Below are records to be output exactly, every one of them.

----

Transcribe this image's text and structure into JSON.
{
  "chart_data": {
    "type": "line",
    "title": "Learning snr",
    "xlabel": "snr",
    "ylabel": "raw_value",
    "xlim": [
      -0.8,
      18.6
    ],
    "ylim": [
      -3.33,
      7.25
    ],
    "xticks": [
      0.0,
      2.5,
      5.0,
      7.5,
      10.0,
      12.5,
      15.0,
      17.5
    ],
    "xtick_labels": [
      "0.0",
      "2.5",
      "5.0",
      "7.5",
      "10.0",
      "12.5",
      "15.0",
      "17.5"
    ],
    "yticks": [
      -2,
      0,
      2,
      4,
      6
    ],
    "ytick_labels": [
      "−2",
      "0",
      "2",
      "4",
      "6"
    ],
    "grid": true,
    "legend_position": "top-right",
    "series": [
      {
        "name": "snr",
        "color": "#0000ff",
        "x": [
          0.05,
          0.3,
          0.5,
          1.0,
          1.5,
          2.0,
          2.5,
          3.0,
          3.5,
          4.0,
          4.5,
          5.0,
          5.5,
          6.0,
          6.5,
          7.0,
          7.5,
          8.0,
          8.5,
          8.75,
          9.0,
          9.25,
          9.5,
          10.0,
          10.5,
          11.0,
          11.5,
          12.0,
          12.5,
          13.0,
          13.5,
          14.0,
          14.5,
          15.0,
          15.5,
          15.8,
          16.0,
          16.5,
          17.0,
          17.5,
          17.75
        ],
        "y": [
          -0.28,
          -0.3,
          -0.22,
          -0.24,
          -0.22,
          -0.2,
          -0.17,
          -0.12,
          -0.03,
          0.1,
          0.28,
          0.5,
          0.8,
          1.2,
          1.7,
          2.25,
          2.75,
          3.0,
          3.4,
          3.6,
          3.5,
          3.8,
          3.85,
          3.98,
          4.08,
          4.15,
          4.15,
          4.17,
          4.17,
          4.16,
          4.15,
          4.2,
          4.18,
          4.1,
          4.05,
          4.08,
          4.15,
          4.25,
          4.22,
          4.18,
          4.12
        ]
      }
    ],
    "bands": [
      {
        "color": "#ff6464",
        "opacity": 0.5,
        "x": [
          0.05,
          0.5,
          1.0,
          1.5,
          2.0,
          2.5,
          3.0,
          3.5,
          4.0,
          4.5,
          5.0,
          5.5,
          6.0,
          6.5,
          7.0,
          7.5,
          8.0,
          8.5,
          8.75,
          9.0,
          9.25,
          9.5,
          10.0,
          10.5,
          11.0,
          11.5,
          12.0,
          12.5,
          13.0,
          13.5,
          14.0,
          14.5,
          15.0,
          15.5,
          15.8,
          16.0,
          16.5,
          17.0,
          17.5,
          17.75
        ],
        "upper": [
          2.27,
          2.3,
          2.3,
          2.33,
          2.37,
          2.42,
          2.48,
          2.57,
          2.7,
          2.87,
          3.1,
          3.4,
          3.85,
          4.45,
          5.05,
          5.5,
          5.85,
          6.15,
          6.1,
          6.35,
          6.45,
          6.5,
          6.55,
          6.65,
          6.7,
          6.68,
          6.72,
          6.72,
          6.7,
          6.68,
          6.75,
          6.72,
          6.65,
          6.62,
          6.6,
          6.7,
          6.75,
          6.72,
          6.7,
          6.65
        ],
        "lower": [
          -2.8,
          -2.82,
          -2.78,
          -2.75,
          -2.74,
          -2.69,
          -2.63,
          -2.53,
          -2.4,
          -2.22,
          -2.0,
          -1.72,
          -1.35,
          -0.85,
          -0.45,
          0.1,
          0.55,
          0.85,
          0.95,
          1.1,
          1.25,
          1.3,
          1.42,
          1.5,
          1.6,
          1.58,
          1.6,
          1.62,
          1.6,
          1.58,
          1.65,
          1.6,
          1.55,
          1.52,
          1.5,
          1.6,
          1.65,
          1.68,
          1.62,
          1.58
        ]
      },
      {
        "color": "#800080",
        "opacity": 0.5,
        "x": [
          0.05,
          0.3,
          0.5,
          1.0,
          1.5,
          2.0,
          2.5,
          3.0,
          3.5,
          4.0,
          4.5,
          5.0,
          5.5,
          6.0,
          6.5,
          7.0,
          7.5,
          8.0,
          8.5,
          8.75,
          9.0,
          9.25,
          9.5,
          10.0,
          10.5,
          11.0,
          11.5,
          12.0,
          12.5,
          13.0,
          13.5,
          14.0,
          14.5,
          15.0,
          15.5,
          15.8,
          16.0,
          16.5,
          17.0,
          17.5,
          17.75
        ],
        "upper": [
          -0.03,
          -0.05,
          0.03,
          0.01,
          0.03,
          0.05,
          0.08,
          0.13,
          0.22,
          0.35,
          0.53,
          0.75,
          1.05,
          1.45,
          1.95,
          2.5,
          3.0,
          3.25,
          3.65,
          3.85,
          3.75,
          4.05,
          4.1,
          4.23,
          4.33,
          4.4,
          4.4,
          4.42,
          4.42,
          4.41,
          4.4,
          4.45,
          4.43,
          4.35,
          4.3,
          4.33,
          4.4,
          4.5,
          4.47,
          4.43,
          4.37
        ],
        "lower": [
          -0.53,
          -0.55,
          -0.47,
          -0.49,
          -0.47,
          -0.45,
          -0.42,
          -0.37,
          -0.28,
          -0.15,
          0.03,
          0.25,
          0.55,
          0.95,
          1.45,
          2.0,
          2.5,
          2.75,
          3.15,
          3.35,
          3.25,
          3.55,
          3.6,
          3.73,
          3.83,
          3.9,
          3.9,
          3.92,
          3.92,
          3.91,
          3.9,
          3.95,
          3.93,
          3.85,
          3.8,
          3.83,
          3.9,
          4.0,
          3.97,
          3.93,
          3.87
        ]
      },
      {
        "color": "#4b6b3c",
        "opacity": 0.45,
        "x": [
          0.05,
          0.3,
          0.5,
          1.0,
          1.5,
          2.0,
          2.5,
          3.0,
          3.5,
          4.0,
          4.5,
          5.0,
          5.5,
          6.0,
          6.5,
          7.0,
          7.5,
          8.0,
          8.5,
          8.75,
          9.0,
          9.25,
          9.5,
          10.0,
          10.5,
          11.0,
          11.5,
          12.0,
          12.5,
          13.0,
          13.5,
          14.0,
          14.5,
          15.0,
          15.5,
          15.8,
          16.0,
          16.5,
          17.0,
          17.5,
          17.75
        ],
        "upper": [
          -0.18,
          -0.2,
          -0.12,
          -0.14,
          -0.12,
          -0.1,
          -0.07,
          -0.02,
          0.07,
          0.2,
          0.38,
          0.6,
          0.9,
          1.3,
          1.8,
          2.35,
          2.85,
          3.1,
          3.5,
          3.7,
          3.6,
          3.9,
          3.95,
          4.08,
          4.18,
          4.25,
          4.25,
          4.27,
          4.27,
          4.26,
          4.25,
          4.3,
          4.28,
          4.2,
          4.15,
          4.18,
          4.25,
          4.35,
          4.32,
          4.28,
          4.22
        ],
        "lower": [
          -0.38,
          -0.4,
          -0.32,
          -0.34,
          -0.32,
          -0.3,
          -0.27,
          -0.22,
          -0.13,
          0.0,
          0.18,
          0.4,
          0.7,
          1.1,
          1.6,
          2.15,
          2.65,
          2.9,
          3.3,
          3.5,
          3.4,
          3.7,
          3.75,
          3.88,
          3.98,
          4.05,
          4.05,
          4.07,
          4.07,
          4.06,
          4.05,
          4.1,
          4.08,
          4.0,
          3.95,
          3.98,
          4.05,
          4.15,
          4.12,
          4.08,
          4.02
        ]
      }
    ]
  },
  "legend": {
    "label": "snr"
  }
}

----

**EXERCISE ANSWER:**
Transcribe this image's text and structure into JSON.
{
  "chart_data": {
    "type": "line",
    "title": "Learning snr",
    "xlabel": "snr",
    "ylabel": "raw_value",
    "xlim": [
      -0.8,
      18.6
    ],
    "ylim": [
      -3.33,
      7.25
    ],
    "xticks": [
      0.0,
      2.5,
      5.0,
      7.5,
      10.0,
      12.5,
      15.0,
      17.5
    ],
    "xtick_labels": [
      "0.0",
      "2.5",
      "5.0",
      "7.5",
      "10.0",
      "12.5",
      "15.0",
      "17.5"
    ],
    "yticks": [
      -2,
      0,
      2,
      4,
      6
    ],
    "ytick_labels": [
      "−2",
      "0",
      "2",
      "4",
      "6"
    ],
    "grid": true,
    "legend_position": "top-right",
    "series": [
      {
        "name": "snr",
        "color": "#0000ff",
        "x": [
          0.05,
          0.3,
          0.5,
          1.0,
          1.5,
          2.0,
          2.5,
          3.0,
          3.5,
          4.0,
          4.5,
          5.0,
          5.5,
          6.0,
          6.5,
          7.0,
          7.5,
          8.0,
          8.5,
          8.75,
          9.0,
          9.25,
          9.5,
          10.0,
          10.5,
          11.0,
          11.5,
          12.0,
          12.5,
          13.0,
          13.5,
          14.0,
          14.5,
          15.0,
          15.5,
          15.8,
          16.0,
          16.5,
          17.0,
          17.5,
          17.75
        ],
        "y": [
          -0.28,
          -0.3,
          -0.22,
          -0.24,
          -0.22,
          -0.2,
          -0.17,
          -0.12,
          -0.03,
          0.1,
          0.28,
          0.5,
          0.8,
          1.2,
          1.7,
          2.25,
          2.75,
          3.0,
          3.4,
          3.6,
          3.5,
          3.8,
          3.85,
          3.98,
          4.08,
          4.15,
          4.15,
          4.17,
          4.17,
          4.16,
          4.15,
          4.2,
          4.18,
          4.1,
          4.05,
          4.08,
          4.15,
          4.25,
          4.22,
          4.18,
          4.12
        ]
      }
    ],
    "bands": [
      {
        "color": "#ff6464",
        "opacity": 0.5,
        "x": [
          0.05,
          0.5,
          1.0,
          1.5,
          2.0,
          2.5,
          3.0,
          3.5,
          4.0,
          4.5,
          5.0,
          5.5,
          6.0,
          6.5,
          7.0,
          7.5,
          8.0,
          8.5,
          8.75,
          9.0,
          9.25,
          9.5,
          10.0,
          10.5,
          11.0,
          11.5,
          12.0,
          12.5,
          13.0,
          13.5,
          14.0,
          14.5,
          15.0,
          15.5,
          15.8,
          16.0,
          16.5,
          17.0,
          17.5,
          17.75
        ],
        "upper": [
          2.27,
          2.3,
          2.3,
          2.33,
          2.37,
          2.42,
          2.48,
          2.57,
          2.7,
          2.87,
          3.1,
          3.4,
          3.85,
          4.45,
          5.05,
          5.5,
          5.85,
          6.15,
          6.1,
          6.35,
          6.45,
          6.5,
          6.55,
          6.65,
          6.7,
          6.68,
          6.72,
          6.72,
          6.7,
          6.68,
          6.75,
          6.72,
          6.65,
          6.62,
          6.6,
          6.7,
          6.75,
          6.72,
          6.7,
          6.65
        ],
        "lower": [
          -2.8,
          -2.82,
          -2.78,
          -2.75,
          -2.74,
          -2.69,
          -2.63,
          -2.53,
          -2.4,
          -2.22,
          -2.0,
          -1.72,
          -1.35,
          -0.85,
          -0.45,
          0.1,
          0.55,
          0.85,
          0.95,
          1.1,
          1.25,
          1.3,
          1.42,
          1.5,
          1.6,
          1.58,
          1.6,
          1.62,
          1.6,
          1.58,
          1.65,
          1.6,
          1.55,
          1.52,
          1.5,
          1.6,
          1.65,
          1.68,
          1.62,
          1.58
        ]
      },
      {
        "color": "#800080",
        "opacity": 0.5,
        "x": [
          0.05,
          0.3,
          0.5,
          1.0,
          1.5,
          2.0,
          2.5,
          3.0,
          3.5,
          4.0,
          4.5,
          5.0,
          5.5,
          6.0,
          6.5,
          7.0,
          7.5,
          8.0,
          8.5,
          8.75,
          9.0,
          9.25,
          9.5,
          10.0,
          10.5,
          11.0,
          11.5,
          12.0,
          12.5,
          13.0,
          13.5,
          14.0,
          14.5,
          15.0,
          15.5,
          15.8,
          16.0,
          16.5,
          17.0,
          17.5,
          17.75
        ],
        "upper": [
          -0.03,
          -0.05,
          0.03,
          0.01,
          0.03,
          0.05,
          0.08,
          0.13,
          0.22,
          0.35,
          0.53,
          0.75,
          1.05,
          1.45,
          1.95,
          2.5,
          3.0,
          3.25,
          3.65,
          3.85,
          3.75,
          4.05,
          4.1,
          4.23,
          4.33,
          4.4,
          4.4,
          4.42,
          4.42,
          4.41,
          4.4,
          4.45,
          4.43,
          4.35,
          4.3,
          4.33,
          4.4,
          4.5,
          4.47,
          4.43,
          4.37
        ],
        "lower": [
          -0.53,
          -0.55,
          -0.47,
          -0.49,
          -0.47,
          -0.45,
          -0.42,
          -0.37,
          -0.28,
          -0.15,
          0.03,
          0.25,
          0.55,
          0.95,
          1.45,
          2.0,
          2.5,
          2.75,
          3.15,
          3.35,
          3.25,
          3.55,
          3.6,
          3.73,
          3.83,
          3.9,
          3.9,
          3.92,
          3.92,
          3.91,
          3.9,
          3.95,
          3.93,
          3.85,
          3.8,
          3.83,
          3.9,
          4.0,
          3.97,
          3.93,
          3.87
        ]
      },
      {
        "color": "#4b6b3c",
        "opacity": 0.45,
        "x": [
          0.05,
          0.3,
          0.5,
          1.0,
          1.5,
          2.0,
          2.5,
          3.0,
          3.5,
          4.0,
          4.5,
          5.0,
          5.5,
          6.0,
          6.5,
          7.0,
          7.5,
          8.0,
          8.5,
          8.75,
          9.0,
          9.25,
          9.5,
          10.0,
          10.5,
          11.0,
          11.5,
          12.0,
          12.5,
          13.0,
          13.5,
          14.0,
          14.5,
          15.0,
          15.5,
          15.8,
          16.0,
          16.5,
          17.0,
          17.5,
          17.75
        ],
        "upper": [
          -0.18,
          -0.2,
          -0.12,
          -0.14,
          -0.12,
          -0.1,
          -0.07,
          -0.02,
          0.07,
          0.2,
          0.38,
          0.6,
          0.9,
          1.3,
          1.8,
          2.35,
          2.85,
          3.1,
          3.5,
          3.7,
          3.6,
          3.9,
          3.95,
          4.08,
          4.18,
          4.25,
          4.25,
          4.27,
          4.27,
          4.26,
          4.25,
          4.3,
          4.28,
          4.2,
          4.15,
          4.18,
          4.25,
          4.35,
          4.32,
          4.28,
          4.22
        ],
        "lower": [
          -0.38,
          -0.4,
          -0.32,
          -0.34,
          -0.32,
          -0.3,
          -0.27,
          -0.22,
          -0.13,
          0.0,
          0.18,
          0.4,
          0.7,
          1.1,
          1.6,
          2.15,
          2.65,
          2.9,
          3.3,
          3.5,
          3.4,
          3.7,
          3.75,
          3.88,
          3.98,
          4.05,
          4.05,
          4.07,
          4.07,
          4.06,
          4.05,
          4.1,
          4.08,
          4.0,
          3.95,
          3.98,
          4.05,
          4.15,
          4.12,
          4.08,
          4.02
        ]
      }
    ]
  },
  "legend": {
    "label": "snr"
  }
}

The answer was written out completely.